RELATED: 13 Cross Training Exercises Runners Can Do At Home

Lucie Hanes, an avid trail runner, rock climber, and recent second-place female at 2023 Leadville 100, who lives in Eagle, Colorado, shares: “I can’t say that I climb for the sake of benefitting my running or vice versa. I do them both because I love them both equally and couldn’t imagine my life without them. But I do see a lot of benefit for ultrarunning specifically from climbing because it works the entire body and builds a foundation of well-rounded strength that a lot of runners miss out on. The upper body strength and core strength helps as the legs fatigue at long distances. For that reason, I think that climbing or other strength-based sports offer the best cross-training for runners, because we’re already getting plenty of cardio in.”

Rachel Drake, a Nike-sponsored professional trail runner from Portland, Oregon, shares: “I truly believe that we all run faster when we’re happy. Aside from physiologic benefits of cross-training, there are real positive or negative emotional and mental impacts as well, depending on what activities you enjoy. If you enjoy a particular cross training activity, do it! I went splitboarding while I was in the thick of training for the U.S. Olympic Trials Marathon. Most would argue that this is not ‘optimal’ training, but I think the joy that it brought me led to a net positive in my ability to deliver on race day. Conversely, if you force yourself to spend hours doing an activity you do not enjoy, while it may boost your fitness in some ways, if you’re miserable I think it will lead to a net negative with your running and in life.” 

Cross-training offers a wide range of benefits for athletes across various disciplines. Allen draws on her experience in tennis and endurance sports, highlighting how cross-training like cycling and skiing can stress the cardiovascular system without impact, aiding recovery and reducing breakdown during training. Hanes emphasizes the synergy between climbing and ultrarunning, noting that climbing’s full-body engagement and strength-building contribute to better-rounded physical preparedness. Drake adds a psychological dimension, emphasizing the emotional wellbeing brought by enjoyable cross-training, asserting that happiness and diverse activities not only foster overall fitness but also positively impact race day performance and life satisfaction.

What types of cross-training are best for runners?

Rachel Drake: “Biking, splitboarding, cross-country skiing, hiking and weight training are all other ways I like to move my body outside of running. I don’t think any of these endeavors necessarily compete or interfere with running, but rather enhance running because they can all help bolster your cardiovascular system without the impact of running.”

Aim of the task → Print the cross-training text word for word, everything from "Cross-training offers a" down to "and life satisfaction.". The lines after this are not needed for anything here.

Dataset extract →
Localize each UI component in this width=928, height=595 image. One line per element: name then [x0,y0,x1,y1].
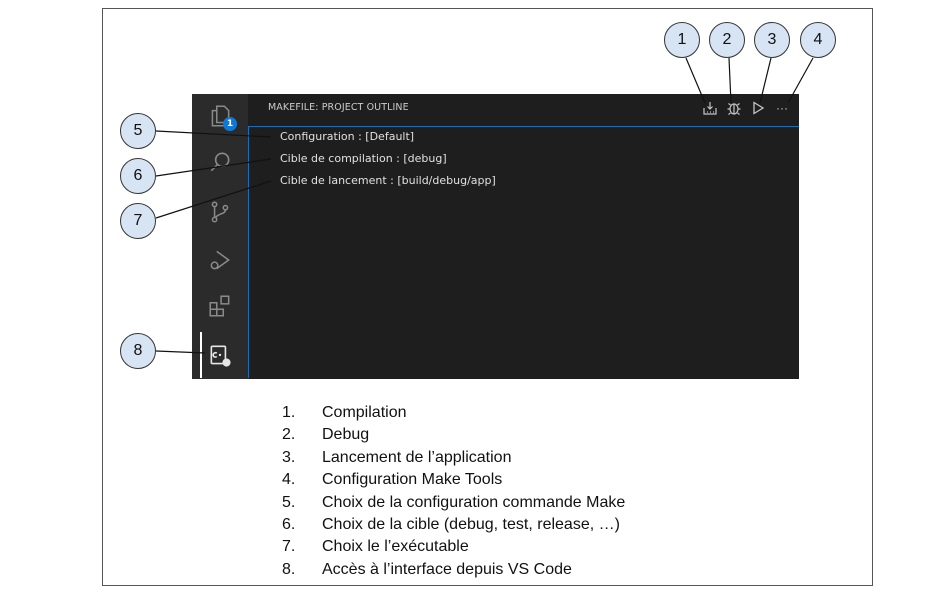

Response to the task →
Cross-training offers a wide range of benefits for athletes across various disciplines. Allen draws on her experience in tennis and endurance sports, highlighting how cross-training like cycling and skiing can stress the cardiovascular system without impact, aiding recovery and reducing breakdown during training. Hanes emphasizes the synergy between climbing and ultrarunning, noting that climbing’s full-body engagement and strength-building contribute to better-rounded physical preparedness. Drake adds a psychological dimension, emphasizing the emotional wellbeing brought by enjoyable cross-training, asserting that happiness and diverse activities not only foster overall fitness but also positively impact race day performance and life satisfaction.